| Directions |
1/ Write out, word for word, everything in the Christian nation blog post from "One of the students" down to "Declaration of Independence..".
2/ Pick up the Christian nation blog post after its last sentence and keep writing it.

| Text |

_____

Monday, November 24, 2014

Email of the Week: A Christian Nation

By Douglas V. Gibbs

Last Tuesday Night, at the end of the discussion during the Corona Constitution Class, I gave the folks an assignment.  Read the Declaration of Independence, and notice how the grievances the colonists had with the British government are similar to the grievances many Americans have with today's federal government.

One of the students sent me an email as he began to read.

-----Original Message-----
Sent: Sunday, November 23, 2014 4:29pm
Subject: Fwd: How Christians And Conservatives Are Helping To Destroy America, by Chuck Baldwin, November 20, 2014

Doug,
As I was reading this I started to do YOUR homework assignment on The Declaration of Independence..

My response is as follows:

****,

Thank you for Chuck Baldwin's piece. I've read it already, before you sent it to me, and one thing I can say about it is that it is definitely thought provoking. Baldwin makes a lot of good points, and he "nails it" for the most part, though I think he is generalizing too much and I don't believe conservatives and Christians act like they want a theocracy nearly as much as the Liberal Left spins it that they want one, or as much as Mr. Baldwin says in this article. I think today's conservatives and Christians are more like the founders than we are willing to admit, recognizing faith in Christ, and America being a Christian nation, as an important thing, yet seeing an established church through government as being dangerous. In other words, Faith is God-made, and religion is man-made.

_____

| Given entries |

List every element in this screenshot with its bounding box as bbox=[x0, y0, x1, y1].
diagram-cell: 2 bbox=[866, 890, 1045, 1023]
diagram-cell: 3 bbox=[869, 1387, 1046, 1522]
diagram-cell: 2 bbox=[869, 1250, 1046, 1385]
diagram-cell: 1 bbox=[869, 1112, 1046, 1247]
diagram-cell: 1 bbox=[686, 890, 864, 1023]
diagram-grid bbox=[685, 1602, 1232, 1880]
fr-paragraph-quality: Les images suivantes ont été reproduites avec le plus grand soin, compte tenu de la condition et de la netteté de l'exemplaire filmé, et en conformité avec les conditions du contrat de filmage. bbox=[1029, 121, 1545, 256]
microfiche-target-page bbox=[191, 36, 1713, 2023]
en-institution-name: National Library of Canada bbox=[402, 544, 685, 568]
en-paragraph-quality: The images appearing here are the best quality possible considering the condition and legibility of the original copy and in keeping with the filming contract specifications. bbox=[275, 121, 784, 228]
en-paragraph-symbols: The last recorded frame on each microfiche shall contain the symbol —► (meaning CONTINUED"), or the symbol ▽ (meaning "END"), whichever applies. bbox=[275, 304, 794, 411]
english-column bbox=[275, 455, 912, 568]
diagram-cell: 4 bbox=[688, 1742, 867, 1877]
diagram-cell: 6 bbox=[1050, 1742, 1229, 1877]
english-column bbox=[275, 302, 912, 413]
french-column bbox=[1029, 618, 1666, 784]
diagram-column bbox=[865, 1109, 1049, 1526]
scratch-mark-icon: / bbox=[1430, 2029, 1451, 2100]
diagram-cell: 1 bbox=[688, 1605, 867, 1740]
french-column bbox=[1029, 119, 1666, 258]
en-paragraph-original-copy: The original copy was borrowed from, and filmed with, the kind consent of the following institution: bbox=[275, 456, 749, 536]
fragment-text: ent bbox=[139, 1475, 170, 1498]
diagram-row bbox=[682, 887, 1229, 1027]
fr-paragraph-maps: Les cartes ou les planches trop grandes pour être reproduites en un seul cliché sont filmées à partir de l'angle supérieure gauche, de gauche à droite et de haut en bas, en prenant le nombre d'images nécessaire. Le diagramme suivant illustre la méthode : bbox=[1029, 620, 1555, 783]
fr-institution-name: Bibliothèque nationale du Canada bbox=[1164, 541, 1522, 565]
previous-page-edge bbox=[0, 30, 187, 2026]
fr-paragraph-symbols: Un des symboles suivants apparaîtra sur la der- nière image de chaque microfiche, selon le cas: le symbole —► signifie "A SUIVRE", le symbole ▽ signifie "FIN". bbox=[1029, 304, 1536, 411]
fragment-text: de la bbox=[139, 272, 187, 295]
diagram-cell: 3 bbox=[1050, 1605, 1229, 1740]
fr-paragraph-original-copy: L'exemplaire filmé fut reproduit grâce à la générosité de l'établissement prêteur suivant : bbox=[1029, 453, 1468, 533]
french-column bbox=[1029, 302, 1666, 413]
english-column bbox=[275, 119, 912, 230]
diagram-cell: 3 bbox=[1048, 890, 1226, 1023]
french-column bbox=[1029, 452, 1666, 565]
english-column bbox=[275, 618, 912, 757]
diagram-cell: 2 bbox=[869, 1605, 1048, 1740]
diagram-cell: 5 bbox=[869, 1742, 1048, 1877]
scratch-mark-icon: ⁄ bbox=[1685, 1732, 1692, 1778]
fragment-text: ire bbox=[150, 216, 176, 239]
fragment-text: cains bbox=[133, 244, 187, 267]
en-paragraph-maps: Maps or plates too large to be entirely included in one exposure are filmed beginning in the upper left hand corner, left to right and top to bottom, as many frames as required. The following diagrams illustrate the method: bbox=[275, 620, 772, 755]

_____

| Results |
1/
One of the students sent me an email as he began to read.

-----Original Message-----
Sent: Sunday, November 23, 2014 4:29pm
Subject: Fwd: How Christians And Conservatives Are Helping To Destroy America, by Chuck Baldwin, November 20, 2014

Doug,
As I was reading this I started to do YOUR homework assignment on The Declaration of Independence..

2/
The men that created this nation were largely Christians, but abhorred organized religion. They recognized, as indicated in the Declaration of Independence, that our rights come from God, and that the "Laws of Nature and of Nature's God" are self-evident to a people who recognizes that their rights are "endowed by their Creator." God's influence on this nation is also provided in the final sentence of the Declaration of Independence, where the signers mutually pledge to each other their Lives, Fortunes, and sacred Honor, recognizing that they do so "with a firm reliance on the protection of divine Providence."

In the Treaty with Tripoli, during the Barbary Wars, the United States proclaims we are not a Christian nation, a statement the Left loves to use in their argument against the founders being Christians. What was meant by that statement in the Treaty with Tripoli held true then, as it does today. America is not a Christian nation in the sense of how a Muslim nation is, where the church and state have merged into one; but we are a Christian nation in the sense that our foundations are based on Christian ideals and principles, and that a moral and religious nation alone is capable of freedom. When a nation is not virtuous, and turns its back on God, the people of that country finds that liberty is elusive.

I appreciate the email, and appreciate your yearning to understand the Constitution better than you have before. As I like to say, we can't turn this country around if we don't understand the owner's manual.

Blessings,

Douglas V. Gibbs,
Host, Constitution Radio, KCAA AM1050
Author, "25 Myths of the United States Constitution," and "The Basic Constitution"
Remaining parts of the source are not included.